[START EXCERPTED RECORDS]

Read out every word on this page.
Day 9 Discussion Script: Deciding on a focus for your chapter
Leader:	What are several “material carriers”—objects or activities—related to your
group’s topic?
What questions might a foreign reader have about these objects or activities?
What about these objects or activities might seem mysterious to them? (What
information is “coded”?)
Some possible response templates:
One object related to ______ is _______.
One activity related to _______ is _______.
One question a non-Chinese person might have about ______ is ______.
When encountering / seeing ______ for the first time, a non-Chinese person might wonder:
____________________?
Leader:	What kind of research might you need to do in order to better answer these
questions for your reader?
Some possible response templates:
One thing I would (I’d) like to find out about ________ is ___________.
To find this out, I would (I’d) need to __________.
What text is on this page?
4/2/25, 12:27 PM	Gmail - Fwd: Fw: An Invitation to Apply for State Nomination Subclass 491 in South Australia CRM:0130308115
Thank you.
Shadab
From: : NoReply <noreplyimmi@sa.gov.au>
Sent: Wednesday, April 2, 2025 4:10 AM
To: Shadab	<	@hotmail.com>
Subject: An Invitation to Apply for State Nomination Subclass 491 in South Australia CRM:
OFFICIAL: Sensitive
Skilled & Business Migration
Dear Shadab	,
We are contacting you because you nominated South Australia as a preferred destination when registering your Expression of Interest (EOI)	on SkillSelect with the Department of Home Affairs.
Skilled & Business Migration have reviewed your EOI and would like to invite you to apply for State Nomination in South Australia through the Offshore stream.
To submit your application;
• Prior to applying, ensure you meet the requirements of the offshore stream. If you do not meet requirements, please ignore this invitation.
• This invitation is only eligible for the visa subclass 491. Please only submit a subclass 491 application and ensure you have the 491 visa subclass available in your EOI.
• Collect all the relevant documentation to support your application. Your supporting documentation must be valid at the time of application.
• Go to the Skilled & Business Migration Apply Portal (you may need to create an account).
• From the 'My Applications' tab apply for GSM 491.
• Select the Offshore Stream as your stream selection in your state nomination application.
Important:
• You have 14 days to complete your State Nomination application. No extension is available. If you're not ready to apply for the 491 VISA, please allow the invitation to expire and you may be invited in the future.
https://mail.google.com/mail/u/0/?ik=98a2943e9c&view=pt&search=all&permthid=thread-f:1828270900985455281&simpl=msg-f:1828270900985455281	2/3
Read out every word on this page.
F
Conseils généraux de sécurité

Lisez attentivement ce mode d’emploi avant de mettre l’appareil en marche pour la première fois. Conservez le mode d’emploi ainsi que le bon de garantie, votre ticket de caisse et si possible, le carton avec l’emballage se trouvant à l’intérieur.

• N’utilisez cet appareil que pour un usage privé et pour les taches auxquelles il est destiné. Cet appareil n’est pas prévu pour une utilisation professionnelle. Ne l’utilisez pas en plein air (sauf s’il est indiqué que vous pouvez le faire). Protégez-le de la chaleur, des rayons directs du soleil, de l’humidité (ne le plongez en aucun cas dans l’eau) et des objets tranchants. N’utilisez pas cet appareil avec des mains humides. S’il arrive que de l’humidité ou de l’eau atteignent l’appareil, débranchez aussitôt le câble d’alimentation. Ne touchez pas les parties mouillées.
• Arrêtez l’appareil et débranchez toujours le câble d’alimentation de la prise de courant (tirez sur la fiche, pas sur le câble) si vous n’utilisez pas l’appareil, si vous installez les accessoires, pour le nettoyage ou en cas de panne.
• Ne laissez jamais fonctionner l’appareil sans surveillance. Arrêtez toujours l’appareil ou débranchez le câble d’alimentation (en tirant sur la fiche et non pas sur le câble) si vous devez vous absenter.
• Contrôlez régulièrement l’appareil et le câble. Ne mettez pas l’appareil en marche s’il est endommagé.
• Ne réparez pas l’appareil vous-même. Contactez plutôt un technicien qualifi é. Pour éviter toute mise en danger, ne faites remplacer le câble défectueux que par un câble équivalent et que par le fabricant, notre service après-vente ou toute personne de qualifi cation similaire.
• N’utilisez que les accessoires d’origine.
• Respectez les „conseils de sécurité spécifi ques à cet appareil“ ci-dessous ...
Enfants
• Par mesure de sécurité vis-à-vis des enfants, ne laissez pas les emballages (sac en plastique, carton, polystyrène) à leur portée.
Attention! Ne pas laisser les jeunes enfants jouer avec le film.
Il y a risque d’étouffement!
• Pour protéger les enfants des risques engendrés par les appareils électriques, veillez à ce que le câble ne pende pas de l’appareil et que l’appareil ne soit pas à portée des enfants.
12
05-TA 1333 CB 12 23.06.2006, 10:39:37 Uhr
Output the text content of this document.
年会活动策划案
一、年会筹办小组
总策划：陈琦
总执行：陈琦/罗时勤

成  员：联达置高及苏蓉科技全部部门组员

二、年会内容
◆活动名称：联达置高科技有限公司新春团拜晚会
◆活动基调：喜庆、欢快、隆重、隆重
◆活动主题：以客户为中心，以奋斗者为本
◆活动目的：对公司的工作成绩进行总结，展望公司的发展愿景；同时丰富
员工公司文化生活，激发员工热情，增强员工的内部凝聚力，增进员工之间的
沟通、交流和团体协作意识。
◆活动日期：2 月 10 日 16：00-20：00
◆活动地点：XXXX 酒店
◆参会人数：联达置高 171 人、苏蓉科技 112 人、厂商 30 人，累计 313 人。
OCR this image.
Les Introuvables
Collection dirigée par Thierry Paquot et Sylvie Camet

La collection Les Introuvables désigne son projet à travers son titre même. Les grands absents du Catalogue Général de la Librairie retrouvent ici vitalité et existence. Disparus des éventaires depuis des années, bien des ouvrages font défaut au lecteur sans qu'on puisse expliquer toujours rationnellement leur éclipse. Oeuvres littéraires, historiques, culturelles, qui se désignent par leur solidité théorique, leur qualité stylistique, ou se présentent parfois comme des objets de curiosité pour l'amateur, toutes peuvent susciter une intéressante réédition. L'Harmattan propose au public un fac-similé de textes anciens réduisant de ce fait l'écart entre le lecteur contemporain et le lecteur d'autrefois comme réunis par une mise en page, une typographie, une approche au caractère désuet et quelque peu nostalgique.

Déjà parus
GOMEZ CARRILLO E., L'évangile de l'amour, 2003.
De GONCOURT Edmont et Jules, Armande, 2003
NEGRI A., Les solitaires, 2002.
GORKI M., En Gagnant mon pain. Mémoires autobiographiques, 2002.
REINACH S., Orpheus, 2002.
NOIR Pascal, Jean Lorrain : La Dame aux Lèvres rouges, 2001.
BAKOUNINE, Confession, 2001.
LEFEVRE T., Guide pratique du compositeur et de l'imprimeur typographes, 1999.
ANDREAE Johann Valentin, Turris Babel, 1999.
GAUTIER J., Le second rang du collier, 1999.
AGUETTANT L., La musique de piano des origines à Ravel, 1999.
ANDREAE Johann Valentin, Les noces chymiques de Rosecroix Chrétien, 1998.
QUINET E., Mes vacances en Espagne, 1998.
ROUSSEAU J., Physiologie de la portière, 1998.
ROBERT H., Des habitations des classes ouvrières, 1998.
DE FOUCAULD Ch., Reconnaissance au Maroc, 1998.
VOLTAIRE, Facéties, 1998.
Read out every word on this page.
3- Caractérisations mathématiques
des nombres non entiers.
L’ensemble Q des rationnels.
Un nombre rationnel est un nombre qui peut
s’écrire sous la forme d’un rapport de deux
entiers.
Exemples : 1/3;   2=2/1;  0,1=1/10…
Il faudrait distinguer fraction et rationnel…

[END EXCERPTED RECORDS]

* [DO THIS]: Pull out every line above that holds the word "Skilled".

* [RESULT]:
Skilled & Business Migration
Skilled & Business Migration have reviewed your EOI and would like to invite you to apply for State Nomination in South Australia through the Offshore stream.
• Go to the Skilled & Business Migration Apply Portal (you may need to create an account).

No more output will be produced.